*Problem statement:*
Set down the material below word for word, beginning at the line that has "slowdown-percent: [+76.21%] xyxy=(717,298,790,313)" and stopping after the final line.
>> START Data to process
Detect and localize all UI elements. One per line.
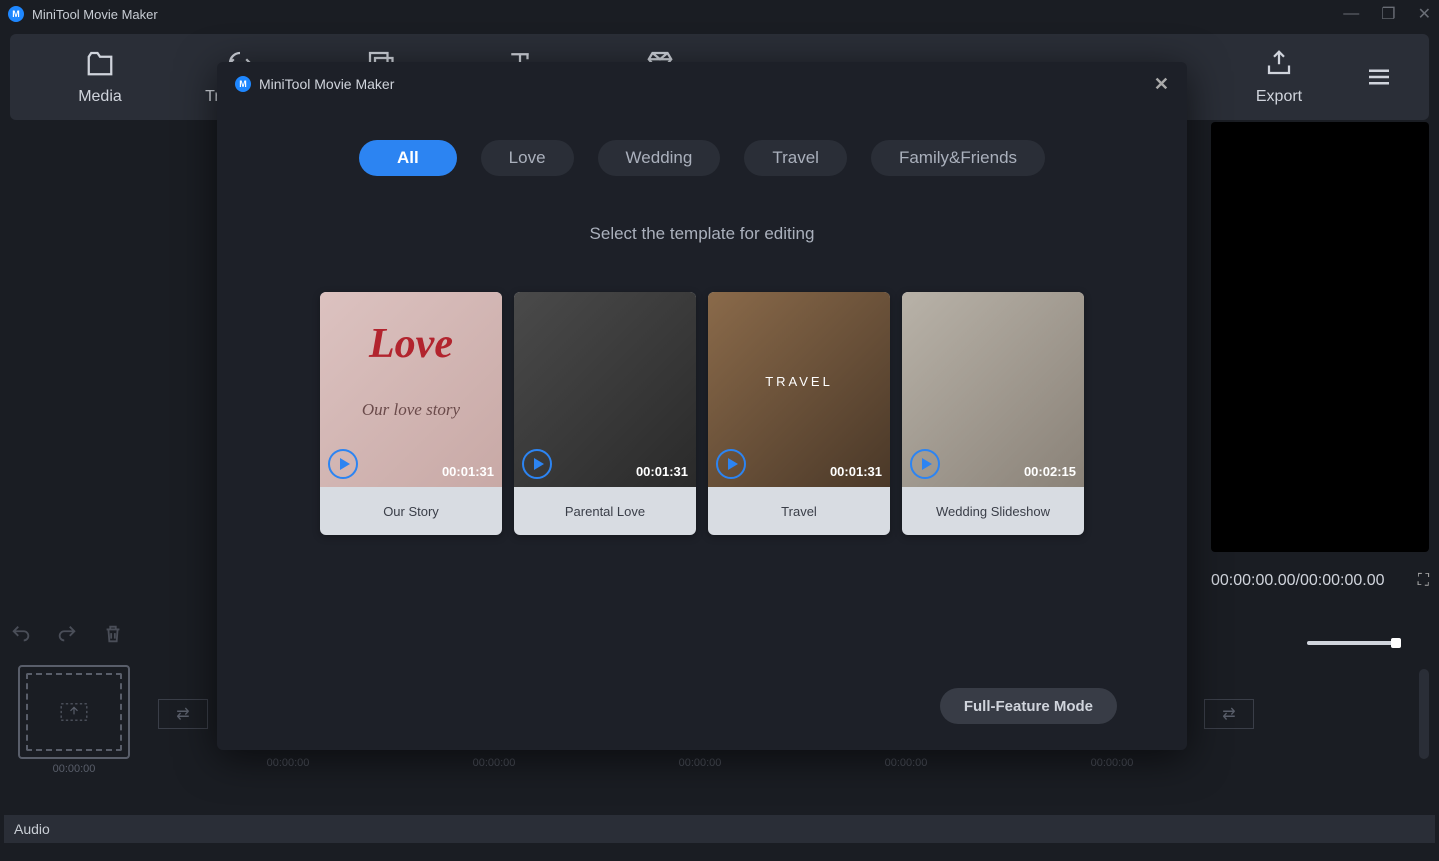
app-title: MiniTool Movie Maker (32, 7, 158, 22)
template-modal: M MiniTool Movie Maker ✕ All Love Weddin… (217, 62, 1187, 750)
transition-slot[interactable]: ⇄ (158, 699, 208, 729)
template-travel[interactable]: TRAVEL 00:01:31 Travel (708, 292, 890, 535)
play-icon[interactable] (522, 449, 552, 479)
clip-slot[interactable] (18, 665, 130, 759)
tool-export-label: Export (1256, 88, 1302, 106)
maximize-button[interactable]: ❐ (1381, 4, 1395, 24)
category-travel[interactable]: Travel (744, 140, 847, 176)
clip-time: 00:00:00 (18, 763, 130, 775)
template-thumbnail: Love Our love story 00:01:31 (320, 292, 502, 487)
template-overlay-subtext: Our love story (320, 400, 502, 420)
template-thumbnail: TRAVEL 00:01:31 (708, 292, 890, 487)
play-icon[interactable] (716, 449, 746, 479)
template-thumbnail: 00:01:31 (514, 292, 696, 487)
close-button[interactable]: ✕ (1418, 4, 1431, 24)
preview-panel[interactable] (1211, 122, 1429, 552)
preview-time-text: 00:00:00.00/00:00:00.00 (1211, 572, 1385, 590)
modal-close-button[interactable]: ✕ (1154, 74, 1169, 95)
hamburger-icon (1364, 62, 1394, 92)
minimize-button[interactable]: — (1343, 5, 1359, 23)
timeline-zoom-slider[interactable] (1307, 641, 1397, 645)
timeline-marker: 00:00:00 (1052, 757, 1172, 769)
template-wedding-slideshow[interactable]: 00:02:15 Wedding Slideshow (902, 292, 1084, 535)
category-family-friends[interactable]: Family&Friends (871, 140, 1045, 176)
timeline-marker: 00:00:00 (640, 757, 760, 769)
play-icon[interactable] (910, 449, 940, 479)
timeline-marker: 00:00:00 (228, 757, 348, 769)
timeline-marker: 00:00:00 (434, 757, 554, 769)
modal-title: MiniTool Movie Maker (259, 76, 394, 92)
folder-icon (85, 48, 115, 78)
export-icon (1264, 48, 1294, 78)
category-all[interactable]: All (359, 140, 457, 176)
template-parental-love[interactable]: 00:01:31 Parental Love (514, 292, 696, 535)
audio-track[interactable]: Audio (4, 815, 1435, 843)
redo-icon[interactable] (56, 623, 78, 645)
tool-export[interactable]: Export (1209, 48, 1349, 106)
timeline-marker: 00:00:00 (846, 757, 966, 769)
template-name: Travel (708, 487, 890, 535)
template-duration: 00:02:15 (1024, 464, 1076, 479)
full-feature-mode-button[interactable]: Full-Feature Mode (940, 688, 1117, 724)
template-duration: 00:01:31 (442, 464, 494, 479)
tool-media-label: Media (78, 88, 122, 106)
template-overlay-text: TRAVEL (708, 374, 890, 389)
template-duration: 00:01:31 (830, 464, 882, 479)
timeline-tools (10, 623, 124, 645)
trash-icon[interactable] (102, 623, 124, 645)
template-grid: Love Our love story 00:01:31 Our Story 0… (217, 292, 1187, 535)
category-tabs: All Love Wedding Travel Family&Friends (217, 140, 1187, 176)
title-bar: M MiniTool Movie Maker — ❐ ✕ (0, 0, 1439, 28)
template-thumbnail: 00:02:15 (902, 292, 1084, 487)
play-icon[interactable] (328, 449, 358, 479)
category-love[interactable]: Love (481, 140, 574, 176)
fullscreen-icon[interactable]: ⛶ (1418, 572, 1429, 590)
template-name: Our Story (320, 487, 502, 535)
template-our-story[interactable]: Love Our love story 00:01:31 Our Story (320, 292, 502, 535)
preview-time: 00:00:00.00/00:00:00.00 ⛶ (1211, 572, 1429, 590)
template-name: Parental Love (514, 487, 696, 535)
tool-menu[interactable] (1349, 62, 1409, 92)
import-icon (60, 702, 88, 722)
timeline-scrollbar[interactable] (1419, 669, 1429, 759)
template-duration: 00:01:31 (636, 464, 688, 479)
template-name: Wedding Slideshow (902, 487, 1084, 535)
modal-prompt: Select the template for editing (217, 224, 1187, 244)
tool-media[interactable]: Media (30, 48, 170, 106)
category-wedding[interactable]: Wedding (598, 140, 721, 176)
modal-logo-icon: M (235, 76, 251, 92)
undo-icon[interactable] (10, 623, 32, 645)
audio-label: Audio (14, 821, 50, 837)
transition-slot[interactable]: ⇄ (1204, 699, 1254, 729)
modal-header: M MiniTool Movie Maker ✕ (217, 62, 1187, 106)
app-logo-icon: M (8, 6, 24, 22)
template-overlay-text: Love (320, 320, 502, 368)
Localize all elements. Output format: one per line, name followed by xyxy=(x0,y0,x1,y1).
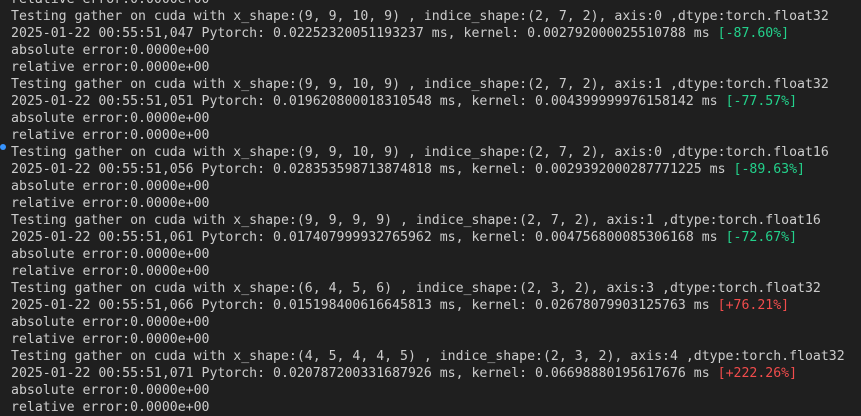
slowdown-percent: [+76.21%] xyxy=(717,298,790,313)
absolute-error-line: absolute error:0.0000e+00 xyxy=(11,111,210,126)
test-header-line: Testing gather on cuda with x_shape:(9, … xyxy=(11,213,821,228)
>> END Data to process
*Result of the task:*
slowdown-percent: [+76.21%] xyxy=(717,298,790,313)
absolute-error-line: absolute error:0.0000e+00 xyxy=(11,111,210,126)
test-header-line: Testing gather on cuda with x_shape:(9, … xyxy=(11,213,821,228)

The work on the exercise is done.